------ PROVIDED DATA

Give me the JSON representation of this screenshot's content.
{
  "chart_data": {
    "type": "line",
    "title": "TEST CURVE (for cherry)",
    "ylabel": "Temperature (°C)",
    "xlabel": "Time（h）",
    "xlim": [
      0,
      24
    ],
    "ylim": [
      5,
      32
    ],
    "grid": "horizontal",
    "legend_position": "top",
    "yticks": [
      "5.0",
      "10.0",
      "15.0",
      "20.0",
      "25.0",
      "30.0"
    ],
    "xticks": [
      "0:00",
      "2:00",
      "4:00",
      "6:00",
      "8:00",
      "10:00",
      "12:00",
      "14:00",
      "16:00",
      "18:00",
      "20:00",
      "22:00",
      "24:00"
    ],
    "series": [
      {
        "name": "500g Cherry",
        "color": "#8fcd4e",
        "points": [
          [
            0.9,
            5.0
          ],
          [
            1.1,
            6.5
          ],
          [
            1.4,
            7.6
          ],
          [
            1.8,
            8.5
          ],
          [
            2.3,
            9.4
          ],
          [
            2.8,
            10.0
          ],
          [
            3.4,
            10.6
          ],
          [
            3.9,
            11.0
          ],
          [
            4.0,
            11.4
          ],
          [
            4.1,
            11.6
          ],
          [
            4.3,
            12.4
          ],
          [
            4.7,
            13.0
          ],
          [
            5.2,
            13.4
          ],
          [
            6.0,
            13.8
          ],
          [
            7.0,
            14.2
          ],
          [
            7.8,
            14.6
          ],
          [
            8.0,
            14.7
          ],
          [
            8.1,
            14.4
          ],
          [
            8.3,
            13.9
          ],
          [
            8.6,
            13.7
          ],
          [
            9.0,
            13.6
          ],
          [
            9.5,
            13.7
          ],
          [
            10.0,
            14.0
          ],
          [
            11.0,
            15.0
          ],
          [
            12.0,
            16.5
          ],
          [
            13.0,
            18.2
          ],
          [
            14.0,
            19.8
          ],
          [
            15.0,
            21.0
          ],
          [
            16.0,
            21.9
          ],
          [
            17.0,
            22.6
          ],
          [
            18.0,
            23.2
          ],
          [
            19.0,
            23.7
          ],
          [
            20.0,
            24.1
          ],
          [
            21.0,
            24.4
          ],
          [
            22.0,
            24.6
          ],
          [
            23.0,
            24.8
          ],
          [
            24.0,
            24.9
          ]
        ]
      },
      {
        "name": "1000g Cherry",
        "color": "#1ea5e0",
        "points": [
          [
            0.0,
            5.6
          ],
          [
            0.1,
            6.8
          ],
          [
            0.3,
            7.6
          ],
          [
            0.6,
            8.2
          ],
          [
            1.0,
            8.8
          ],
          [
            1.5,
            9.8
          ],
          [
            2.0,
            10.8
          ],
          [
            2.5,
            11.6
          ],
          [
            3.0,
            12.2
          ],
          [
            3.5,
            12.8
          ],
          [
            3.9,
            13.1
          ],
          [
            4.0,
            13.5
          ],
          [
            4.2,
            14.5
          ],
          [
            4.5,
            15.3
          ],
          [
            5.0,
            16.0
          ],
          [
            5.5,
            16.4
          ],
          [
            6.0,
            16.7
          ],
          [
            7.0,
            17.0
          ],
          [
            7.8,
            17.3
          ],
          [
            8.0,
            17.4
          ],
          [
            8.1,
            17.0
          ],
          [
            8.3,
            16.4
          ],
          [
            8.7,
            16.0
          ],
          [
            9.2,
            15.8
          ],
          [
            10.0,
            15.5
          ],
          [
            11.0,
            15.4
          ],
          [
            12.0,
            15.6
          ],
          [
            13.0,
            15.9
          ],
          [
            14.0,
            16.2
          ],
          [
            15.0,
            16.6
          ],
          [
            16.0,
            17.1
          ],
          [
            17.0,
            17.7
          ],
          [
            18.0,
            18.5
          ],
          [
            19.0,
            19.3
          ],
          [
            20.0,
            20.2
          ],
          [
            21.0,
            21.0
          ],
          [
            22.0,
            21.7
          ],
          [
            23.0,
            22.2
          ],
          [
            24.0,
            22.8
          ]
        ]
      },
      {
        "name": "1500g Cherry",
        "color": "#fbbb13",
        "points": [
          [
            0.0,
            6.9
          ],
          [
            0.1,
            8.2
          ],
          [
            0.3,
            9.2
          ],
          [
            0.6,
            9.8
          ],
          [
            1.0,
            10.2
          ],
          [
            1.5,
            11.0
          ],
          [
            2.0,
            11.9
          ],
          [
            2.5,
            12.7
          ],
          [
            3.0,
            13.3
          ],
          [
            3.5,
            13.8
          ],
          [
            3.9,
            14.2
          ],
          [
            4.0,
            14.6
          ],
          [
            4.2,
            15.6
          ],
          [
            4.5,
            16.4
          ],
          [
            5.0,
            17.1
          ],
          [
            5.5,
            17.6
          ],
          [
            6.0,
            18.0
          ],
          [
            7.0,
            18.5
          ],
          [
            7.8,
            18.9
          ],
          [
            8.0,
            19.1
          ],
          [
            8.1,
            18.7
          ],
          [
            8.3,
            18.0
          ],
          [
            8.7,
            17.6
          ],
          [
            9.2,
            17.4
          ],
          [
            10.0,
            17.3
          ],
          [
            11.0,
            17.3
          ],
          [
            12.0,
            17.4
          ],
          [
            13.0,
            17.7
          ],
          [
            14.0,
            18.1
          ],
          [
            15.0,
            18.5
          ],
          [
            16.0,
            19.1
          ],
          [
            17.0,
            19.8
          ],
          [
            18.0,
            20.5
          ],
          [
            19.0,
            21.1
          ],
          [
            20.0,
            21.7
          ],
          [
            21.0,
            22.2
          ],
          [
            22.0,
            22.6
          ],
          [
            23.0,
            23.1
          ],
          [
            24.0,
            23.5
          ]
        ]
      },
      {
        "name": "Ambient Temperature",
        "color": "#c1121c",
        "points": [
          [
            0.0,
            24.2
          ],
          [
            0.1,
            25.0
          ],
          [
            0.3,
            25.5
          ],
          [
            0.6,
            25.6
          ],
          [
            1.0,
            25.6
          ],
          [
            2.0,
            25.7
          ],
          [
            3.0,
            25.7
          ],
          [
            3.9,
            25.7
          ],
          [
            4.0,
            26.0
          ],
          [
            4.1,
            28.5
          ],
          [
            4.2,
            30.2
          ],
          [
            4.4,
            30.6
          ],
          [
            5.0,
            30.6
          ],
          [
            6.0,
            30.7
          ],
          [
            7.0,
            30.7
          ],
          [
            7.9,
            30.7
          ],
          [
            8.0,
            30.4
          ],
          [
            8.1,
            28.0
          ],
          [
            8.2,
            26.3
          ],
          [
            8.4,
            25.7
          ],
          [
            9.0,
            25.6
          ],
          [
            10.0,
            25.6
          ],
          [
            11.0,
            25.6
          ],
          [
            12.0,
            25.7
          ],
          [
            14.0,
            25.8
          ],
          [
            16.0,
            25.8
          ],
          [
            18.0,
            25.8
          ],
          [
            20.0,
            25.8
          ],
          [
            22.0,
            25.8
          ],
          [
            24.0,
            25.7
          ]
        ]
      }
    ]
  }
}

------------

DIRECTIONS FOR THIS TASK - Say how many lines of the data include the word "color". Nothing other than the number should be given.

FINAL ANSWER - 4